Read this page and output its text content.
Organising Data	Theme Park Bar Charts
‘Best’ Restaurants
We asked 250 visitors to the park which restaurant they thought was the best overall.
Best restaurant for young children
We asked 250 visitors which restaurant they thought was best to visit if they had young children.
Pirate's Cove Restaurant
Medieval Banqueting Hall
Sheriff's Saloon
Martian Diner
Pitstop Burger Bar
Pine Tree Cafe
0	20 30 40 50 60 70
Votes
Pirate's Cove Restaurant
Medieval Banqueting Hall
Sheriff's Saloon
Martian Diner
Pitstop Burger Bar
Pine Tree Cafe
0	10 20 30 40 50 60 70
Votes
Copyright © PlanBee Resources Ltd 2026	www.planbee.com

####

■ **PROBLEM DETAILS**: The full set of records should be duplicated exactly.

■ **WRITTEN SOLUTION**:
Read this page and output its text content.
Organising Data	Theme Park Bar Charts
‘Best’ Restaurants
We asked 250 visitors to the park which restaurant they thought was the best overall.
Best restaurant for young children
We asked 250 visitors which restaurant they thought was best to visit if they had young children.
Pirate's Cove Restaurant
Medieval Banqueting Hall
Sheriff's Saloon
Martian Diner
Pitstop Burger Bar
Pine Tree Cafe
0	20 30 40 50 60 70
Votes
Pirate's Cove Restaurant
Medieval Banqueting Hall
Sheriff's Saloon
Martian Diner
Pitstop Burger Bar
Pine Tree Cafe
0	10 20 30 40 50 60 70
Votes
Copyright © PlanBee Resources Ltd 2026	www.planbee.com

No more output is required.